◆ STATED EXERCISE: Using the source excerpt on Munich Re and the insurance business, explain in one to three sentences why insurance companies pay part of their premiums to reinsurance companies.

◆ SOURCE EXCERPT:
The new policy may mean Munich Re gives up millions of dollars in premiums that would otherwise come its way, but Wenning says it is all part of a corporate policy to support the objectives of the 2015 Paris climate accords. Call it short term pain for long term gain. The company believes its losses in revenue today will be more than offset by the economic benefits of not turning the Earth into an uninhabitable cinder in the futureCNBC reports a big factor in the new policy is pressure from institutional investors to divest from companies whose business activities are contributing to climate change.

Most of us are not familiar with how the insurance industry works but it’s actually pretty simple. It’s little more than a specialized form of gambling. When you buy fire insurance, you pay a little bit of money each month now so in case your house burns down in the future, the insurance company will pay you to rebuild it. The insurance company is betting it can take those monthly premiums, invest them wisely, and earn more money than they will have to pay out if in fact your house burns down.

The secret to the insurance game is to spread the risks over as many people as possible. That’s where reinsurance come in. Just as a bookie will “lay off” some bets on a large event like the Super Bowl with other bookies to spread the risk in case one team beats the odds, insurance companies pay part of their premiums to reinsurance companies like Munich Re to protect them from catastrophic losses.

◆ DATA:
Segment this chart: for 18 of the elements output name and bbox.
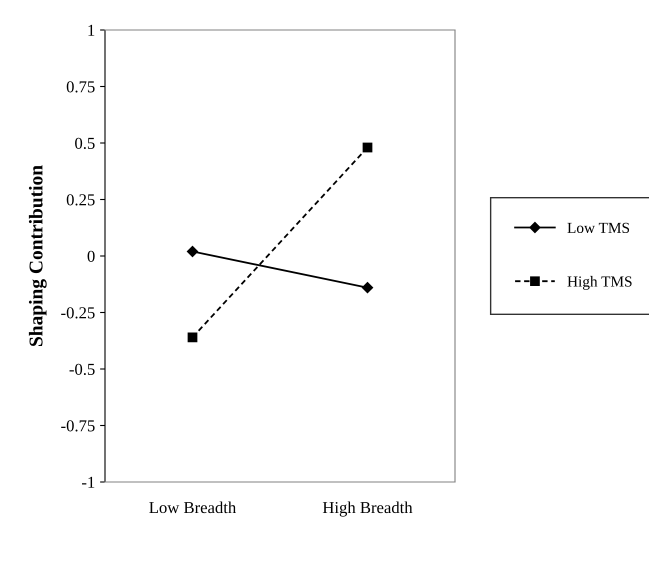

◆ OUTPUT OF THE EXERCISE: Insurance companies pay part of their premiums to reinsurers like Munich Re to protect themselves from catastrophic losses. The key to insurance is spreading risk over as many people as possible, and reinsurance spreads it further. This works the way a bookie lays off some bets on a large event with other bookies in case one team beats the odds.